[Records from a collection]
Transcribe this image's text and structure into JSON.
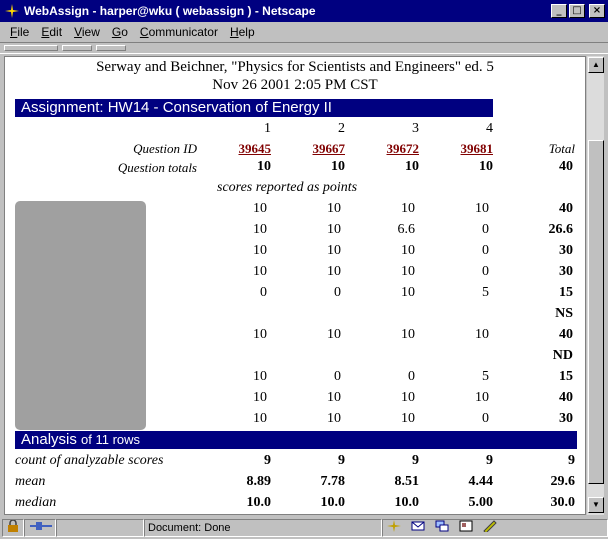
{
  "window": {
    "title": "WebAssign - harper@wku ( webassign ) - Netscape",
    "buttons": {
      "minimize": "_",
      "maximize": "□",
      "close": "×"
    }
  },
  "menu": [
    {
      "label": "File",
      "u": "F",
      "rest": "ile"
    },
    {
      "label": "Edit",
      "u": "E",
      "rest": "dit"
    },
    {
      "label": "View",
      "u": "V",
      "rest": "iew"
    },
    {
      "label": "Go",
      "u": "G",
      "rest": "o"
    },
    {
      "label": "Communicator",
      "u": "C",
      "rest": "ommunicator"
    },
    {
      "label": "Help",
      "u": "H",
      "rest": "elp"
    }
  ],
  "page": {
    "source": "Serway and Beichner, \"Physics for Scientists and Engineers\" ed. 5",
    "date": "Nov 26 2001 2:05 PM CST",
    "assignment_title": "Assignment: HW14 - Conservation of Energy II",
    "columns": [
      "1",
      "2",
      "3",
      "4"
    ],
    "question_id_label": "Question ID",
    "question_ids": [
      "39645",
      "39667",
      "39672",
      "39681"
    ],
    "total_header": "Total",
    "question_totals_label": "Question totals",
    "question_totals": [
      "10",
      "10",
      "10",
      "10"
    ],
    "question_totals_total": "40",
    "scores_note": "scores reported as points",
    "rows": [
      {
        "cells": [
          "10",
          "10",
          "10",
          "10"
        ],
        "total": "40"
      },
      {
        "cells": [
          "10",
          "10",
          "6.6",
          "0"
        ],
        "total": "26.6"
      },
      {
        "cells": [
          "10",
          "10",
          "10",
          "0"
        ],
        "total": "30"
      },
      {
        "cells": [
          "10",
          "10",
          "10",
          "0"
        ],
        "total": "30"
      },
      {
        "cells": [
          "0",
          "0",
          "10",
          "5"
        ],
        "total": "15"
      },
      {
        "cells": [
          "",
          "",
          "",
          ""
        ],
        "total": "NS"
      },
      {
        "cells": [
          "10",
          "10",
          "10",
          "10"
        ],
        "total": "40"
      },
      {
        "cells": [
          "",
          "",
          "",
          ""
        ],
        "total": "ND"
      },
      {
        "cells": [
          "10",
          "0",
          "0",
          "5"
        ],
        "total": "15"
      },
      {
        "cells": [
          "10",
          "10",
          "10",
          "10"
        ],
        "total": "40"
      },
      {
        "cells": [
          "10",
          "10",
          "10",
          "0"
        ],
        "total": "30"
      }
    ],
    "analysis_title": "Analysis",
    "analysis_subtitle": "of 11 rows",
    "stats": [
      {
        "label": "count of analyzable scores",
        "cells": [
          "9",
          "9",
          "9",
          "9"
        ],
        "total": "9"
      },
      {
        "label": "mean",
        "cells": [
          "8.89",
          "7.78",
          "8.51",
          "4.44"
        ],
        "total": "29.6"
      },
      {
        "label": "median",
        "cells": [
          "10.0",
          "10.0",
          "10.0",
          "5.00"
        ],
        "total": "30.0"
      }
    ]
  },
  "status": {
    "text": "Document: Done"
  },
  "colors": {
    "titlebar": "#000080",
    "band": "#000080",
    "link": "#800000",
    "chrome": "#c0c0c0"
  }
}
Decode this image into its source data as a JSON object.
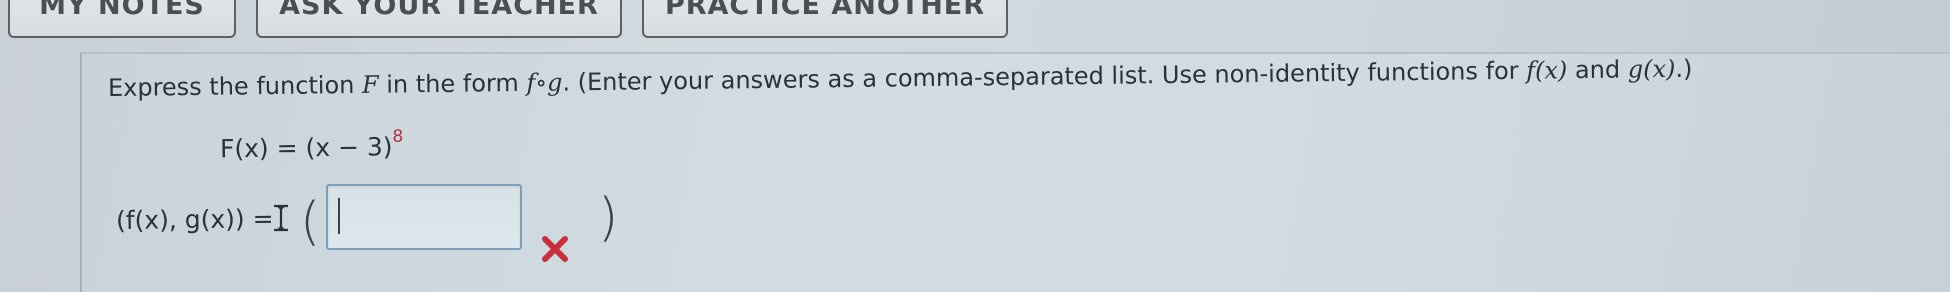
{
  "toolbar": {
    "my_notes": "MY NOTES",
    "ask_teacher": "ASK YOUR TEACHER",
    "practice_another": "PRACTICE ANOTHER"
  },
  "question": {
    "prompt_part1": "Express the function ",
    "prompt_F": "F",
    "prompt_part2": " in the form ",
    "prompt_fog": "f∘g",
    "prompt_part3": ". (Enter your answers as a comma-separated list. Use non-identity functions for ",
    "prompt_fx": "f(x)",
    "prompt_and": " and ",
    "prompt_gx": "g(x)",
    "prompt_end": ".)",
    "formula_base": "F(x) = (x − 3)",
    "formula_exponent": "8"
  },
  "answer": {
    "label": "(f(x), g(x)) =",
    "paren_open": "(",
    "paren_close": ")",
    "value": "",
    "status": "incorrect"
  },
  "colors": {
    "exponent": "#b1323a",
    "incorrect_mark": "#c8303d",
    "input_border": "#7b9fb8"
  },
  "icons": {
    "incorrect": "x-mark-icon",
    "cursor": "text-cursor-icon"
  }
}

▸ **Short problem**
Restate every record exactly, please; do not copy the pictures.

▸ **Correct output**
Transcribe this image's text and structure into JSON.
{
  "window": {
    "title": "WebAssign - harper@wku ( webassign ) - Netscape",
    "buttons": {
      "minimize": "_",
      "maximize": "□",
      "close": "×"
    }
  },
  "menu": [
    {
      "label": "File",
      "u": "F",
      "rest": "ile"
    },
    {
      "label": "Edit",
      "u": "E",
      "rest": "dit"
    },
    {
      "label": "View",
      "u": "V",
      "rest": "iew"
    },
    {
      "label": "Go",
      "u": "G",
      "rest": "o"
    },
    {
      "label": "Communicator",
      "u": "C",
      "rest": "ommunicator"
    },
    {
      "label": "Help",
      "u": "H",
      "rest": "elp"
    }
  ],
  "page": {
    "source": "Serway and Beichner, \"Physics for Scientists and Engineers\" ed. 5",
    "date": "Nov 26 2001 2:05 PM CST",
    "assignment_title": "Assignment: HW14 - Conservation of Energy II",
    "columns": [
      "1",
      "2",
      "3",
      "4"
    ],
    "question_id_label": "Question ID",
    "question_ids": [
      "39645",
      "39667",
      "39672",
      "39681"
    ],
    "total_header": "Total",
    "question_totals_label": "Question totals",
    "question_totals": [
      "10",
      "10",
      "10",
      "10"
    ],
    "question_totals_total": "40",
    "scores_note": "scores reported as points",
    "rows": [
      {
        "cells": [
          "10",
          "10",
          "10",
          "10"
        ],
        "total": "40"
      },
      {
        "cells": [
          "10",
          "10",
          "6.6",
          "0"
        ],
        "total": "26.6"
      },
      {
        "cells": [
          "10",
          "10",
          "10",
          "0"
        ],
        "total": "30"
      },
      {
        "cells": [
          "10",
          "10",
          "10",
          "0"
        ],
        "total": "30"
      },
      {
        "cells": [
          "0",
          "0",
          "10",
          "5"
        ],
        "total": "15"
      },
      {
        "cells": [
          "",
          "",
          "",
          ""
        ],
        "total": "NS"
      },
      {
        "cells": [
          "10",
          "10",
          "10",
          "10"
        ],
        "total": "40"
      },
      {
        "cells": [
          "",
          "",
          "",
          ""
        ],
        "total": "ND"
      },
      {
        "cells": [
          "10",
          "0",
          "0",
          "5"
        ],
        "total": "15"
      },
      {
        "cells": [
          "10",
          "10",
          "10",
          "10"
        ],
        "total": "40"
      },
      {
        "cells": [
          "10",
          "10",
          "10",
          "0"
        ],
        "total": "30"
      }
    ],
    "analysis_title": "Analysis",
    "analysis_subtitle": "of 11 rows",
    "stats": [
      {
        "label": "count of analyzable scores",
        "cells": [
          "9",
          "9",
          "9",
          "9"
        ],
        "total": "9"
      },
      {
        "label": "mean",
        "cells": [
          "8.89",
          "7.78",
          "8.51",
          "4.44"
        ],
        "total": "29.6"
      },
      {
        "label": "median",
        "cells": [
          "10.0",
          "10.0",
          "10.0",
          "5.00"
        ],
        "total": "30.0"
      }
    ]
  },
  "status": {
    "text": "Document: Done"
  },
  "colors": {
    "titlebar": "#000080",
    "band": "#000080",
    "link": "#800000",
    "chrome": "#c0c0c0"
  }
}
Decode this image into its source data as a JSON object.
{
  "toolbar": {
    "my_notes": "MY NOTES",
    "ask_teacher": "ASK YOUR TEACHER",
    "practice_another": "PRACTICE ANOTHER"
  },
  "question": {
    "prompt_part1": "Express the function ",
    "prompt_F": "F",
    "prompt_part2": " in the form ",
    "prompt_fog": "f∘g",
    "prompt_part3": ". (Enter your answers as a comma-separated list. Use non-identity functions for ",
    "prompt_fx": "f(x)",
    "prompt_and": " and ",
    "prompt_gx": "g(x)",
    "prompt_end": ".)",
    "formula_base": "F(x) = (x − 3)",
    "formula_exponent": "8"
  },
  "answer": {
    "label": "(f(x), g(x)) =",
    "paren_open": "(",
    "paren_close": ")",
    "value": "",
    "status": "incorrect"
  },
  "colors": {
    "exponent": "#b1323a",
    "incorrect_mark": "#c8303d",
    "input_border": "#7b9fb8"
  },
  "icons": {
    "incorrect": "x-mark-icon",
    "cursor": "text-cursor-icon"
  }
}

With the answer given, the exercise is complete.